Quote each record exactly, please, leaving none out.

* start *

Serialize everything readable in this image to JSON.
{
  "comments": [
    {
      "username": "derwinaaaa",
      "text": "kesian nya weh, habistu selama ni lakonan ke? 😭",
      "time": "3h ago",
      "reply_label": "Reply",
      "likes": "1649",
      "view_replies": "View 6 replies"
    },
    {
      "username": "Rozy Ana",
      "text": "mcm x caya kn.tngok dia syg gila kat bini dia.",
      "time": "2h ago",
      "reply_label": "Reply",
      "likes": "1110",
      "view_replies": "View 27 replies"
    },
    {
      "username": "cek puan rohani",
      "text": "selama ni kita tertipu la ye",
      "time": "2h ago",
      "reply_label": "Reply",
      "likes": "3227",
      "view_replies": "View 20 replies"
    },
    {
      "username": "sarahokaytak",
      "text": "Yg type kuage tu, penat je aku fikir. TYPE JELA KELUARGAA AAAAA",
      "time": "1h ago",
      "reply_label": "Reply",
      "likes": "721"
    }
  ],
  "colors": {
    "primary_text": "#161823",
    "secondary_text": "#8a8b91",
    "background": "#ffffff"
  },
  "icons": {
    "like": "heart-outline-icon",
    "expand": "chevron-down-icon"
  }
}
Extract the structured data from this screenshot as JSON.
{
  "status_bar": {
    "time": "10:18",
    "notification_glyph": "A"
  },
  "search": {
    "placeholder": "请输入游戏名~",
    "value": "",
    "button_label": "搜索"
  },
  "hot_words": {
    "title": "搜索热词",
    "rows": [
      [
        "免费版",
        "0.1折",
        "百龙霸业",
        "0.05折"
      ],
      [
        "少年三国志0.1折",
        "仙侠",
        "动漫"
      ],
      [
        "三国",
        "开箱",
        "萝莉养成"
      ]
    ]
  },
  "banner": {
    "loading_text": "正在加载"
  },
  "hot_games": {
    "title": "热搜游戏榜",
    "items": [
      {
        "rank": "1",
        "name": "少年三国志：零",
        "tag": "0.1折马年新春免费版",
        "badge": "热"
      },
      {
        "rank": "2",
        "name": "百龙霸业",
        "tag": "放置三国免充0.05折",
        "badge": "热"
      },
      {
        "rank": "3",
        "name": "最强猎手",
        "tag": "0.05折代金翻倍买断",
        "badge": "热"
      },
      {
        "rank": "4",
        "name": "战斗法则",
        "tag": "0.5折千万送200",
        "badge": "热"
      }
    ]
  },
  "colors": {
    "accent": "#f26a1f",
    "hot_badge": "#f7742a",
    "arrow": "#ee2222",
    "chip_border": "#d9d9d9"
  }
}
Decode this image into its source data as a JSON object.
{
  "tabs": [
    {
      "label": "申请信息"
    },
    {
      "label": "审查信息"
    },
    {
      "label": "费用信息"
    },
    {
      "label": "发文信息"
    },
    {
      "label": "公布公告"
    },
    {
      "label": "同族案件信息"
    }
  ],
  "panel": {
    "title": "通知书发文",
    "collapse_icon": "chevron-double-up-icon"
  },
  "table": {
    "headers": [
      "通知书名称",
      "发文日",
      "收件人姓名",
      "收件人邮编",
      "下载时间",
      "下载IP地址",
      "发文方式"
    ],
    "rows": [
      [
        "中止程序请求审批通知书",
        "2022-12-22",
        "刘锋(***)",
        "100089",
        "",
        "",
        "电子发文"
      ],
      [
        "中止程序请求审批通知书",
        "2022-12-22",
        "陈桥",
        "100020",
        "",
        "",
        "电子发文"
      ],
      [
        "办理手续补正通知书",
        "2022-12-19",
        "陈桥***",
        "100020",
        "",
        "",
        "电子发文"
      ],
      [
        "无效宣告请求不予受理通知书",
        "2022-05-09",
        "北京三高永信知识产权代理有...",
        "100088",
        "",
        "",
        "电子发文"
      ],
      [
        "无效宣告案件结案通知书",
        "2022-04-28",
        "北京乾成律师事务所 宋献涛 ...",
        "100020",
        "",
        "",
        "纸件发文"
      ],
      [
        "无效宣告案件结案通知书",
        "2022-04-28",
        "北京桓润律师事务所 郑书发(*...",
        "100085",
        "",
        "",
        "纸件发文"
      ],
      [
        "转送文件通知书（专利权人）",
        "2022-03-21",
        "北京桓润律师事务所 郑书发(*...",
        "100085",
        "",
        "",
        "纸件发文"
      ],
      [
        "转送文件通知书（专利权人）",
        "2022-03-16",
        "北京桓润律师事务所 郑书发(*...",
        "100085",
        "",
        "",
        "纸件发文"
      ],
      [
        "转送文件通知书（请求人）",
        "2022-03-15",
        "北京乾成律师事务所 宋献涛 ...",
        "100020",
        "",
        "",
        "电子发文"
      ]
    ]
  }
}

* end *

CORRECT RESPONSE ::
Serialize everything readable in this image to JSON.
{
  "comments": [
    {
      "username": "derwinaaaa",
      "text": "kesian nya weh, habistu selama ni lakonan ke? 😭",
      "time": "3h ago",
      "reply_label": "Reply",
      "likes": "1649",
      "view_replies": "View 6 replies"
    },
    {
      "username": "Rozy Ana",
      "text": "mcm x caya kn.tngok dia syg gila kat bini dia.",
      "time": "2h ago",
      "reply_label": "Reply",
      "likes": "1110",
      "view_replies": "View 27 replies"
    },
    {
      "username": "cek puan rohani",
      "text": "selama ni kita tertipu la ye",
      "time": "2h ago",
      "reply_label": "Reply",
      "likes": "3227",
      "view_replies": "View 20 replies"
    },
    {
      "username": "sarahokaytak",
      "text": "Yg type kuage tu, penat je aku fikir. TYPE JELA KELUARGAA AAAAA",
      "time": "1h ago",
      "reply_label": "Reply",
      "likes": "721"
    }
  ],
  "colors": {
    "primary_text": "#161823",
    "secondary_text": "#8a8b91",
    "background": "#ffffff"
  },
  "icons": {
    "like": "heart-outline-icon",
    "expand": "chevron-down-icon"
  }
}
Extract the structured data from this screenshot as JSON.
{
  "status_bar": {
    "time": "10:18",
    "notification_glyph": "A"
  },
  "search": {
    "placeholder": "请输入游戏名~",
    "value": "",
    "button_label": "搜索"
  },
  "hot_words": {
    "title": "搜索热词",
    "rows": [
      [
        "免费版",
        "0.1折",
        "百龙霸业",
        "0.05折"
      ],
      [
        "少年三国志0.1折",
        "仙侠",
        "动漫"
      ],
      [
        "三国",
        "开箱",
        "萝莉养成"
      ]
    ]
  },
  "banner": {
    "loading_text": "正在加载"
  },
  "hot_games": {
    "title": "热搜游戏榜",
    "items": [
      {
        "rank": "1",
        "name": "少年三国志：零",
        "tag": "0.1折马年新春免费版",
        "badge": "热"
      },
      {
        "rank": "2",
        "name": "百龙霸业",
        "tag": "放置三国免充0.05折",
        "badge": "热"
      },
      {
        "rank": "3",
        "name": "最强猎手",
        "tag": "0.05折代金翻倍买断",
        "badge": "热"
      },
      {
        "rank": "4",
        "name": "战斗法则",
        "tag": "0.5折千万送200",
        "badge": "热"
      }
    ]
  },
  "colors": {
    "accent": "#f26a1f",
    "hot_badge": "#f7742a",
    "arrow": "#ee2222",
    "chip_border": "#d9d9d9"
  }
}
Decode this image into its source data as a JSON object.
{
  "tabs": [
    {
      "label": "申请信息"
    },
    {
      "label": "审查信息"
    },
    {
      "label": "费用信息"
    },
    {
      "label": "发文信息"
    },
    {
      "label": "公布公告"
    },
    {
      "label": "同族案件信息"
    }
  ],
  "panel": {
    "title": "通知书发文",
    "collapse_icon": "chevron-double-up-icon"
  },
  "table": {
    "headers": [
      "通知书名称",
      "发文日",
      "收件人姓名",
      "收件人邮编",
      "下载时间",
      "下载IP地址",
      "发文方式"
    ],
    "rows": [
      [
        "中止程序请求审批通知书",
        "2022-12-22",
        "刘锋(***)",
        "100089",
        "",
        "",
        "电子发文"
      ],
      [
        "中止程序请求审批通知书",
        "2022-12-22",
        "陈桥",
        "100020",
        "",
        "",
        "电子发文"
      ],
      [
        "办理手续补正通知书",
        "2022-12-19",
        "陈桥***",
        "100020",
        "",
        "",
        "电子发文"
      ],
      [
        "无效宣告请求不予受理通知书",
        "2022-05-09",
        "北京三高永信知识产权代理有...",
        "100088",
        "",
        "",
        "电子发文"
      ],
      [
        "无效宣告案件结案通知书",
        "2022-04-28",
        "北京乾成律师事务所 宋献涛 ...",
        "100020",
        "",
        "",
        "纸件发文"
      ],
      [
        "无效宣告案件结案通知书",
        "2022-04-28",
        "北京桓润律师事务所 郑书发(*...",
        "100085",
        "",
        "",
        "纸件发文"
      ],
      [
        "转送文件通知书（专利权人）",
        "2022-03-21",
        "北京桓润律师事务所 郑书发(*...",
        "100085",
        "",
        "",
        "纸件发文"
      ],
      [
        "转送文件通知书（专利权人）",
        "2022-03-16",
        "北京桓润律师事务所 郑书发(*...",
        "100085",
        "",
        "",
        "纸件发文"
      ],
      [
        "转送文件通知书（请求人）",
        "2022-03-15",
        "北京乾成律师事务所 宋献涛 ...",
        "100020",
        "",
        "",
        "电子发文"
      ]
    ]
  }
}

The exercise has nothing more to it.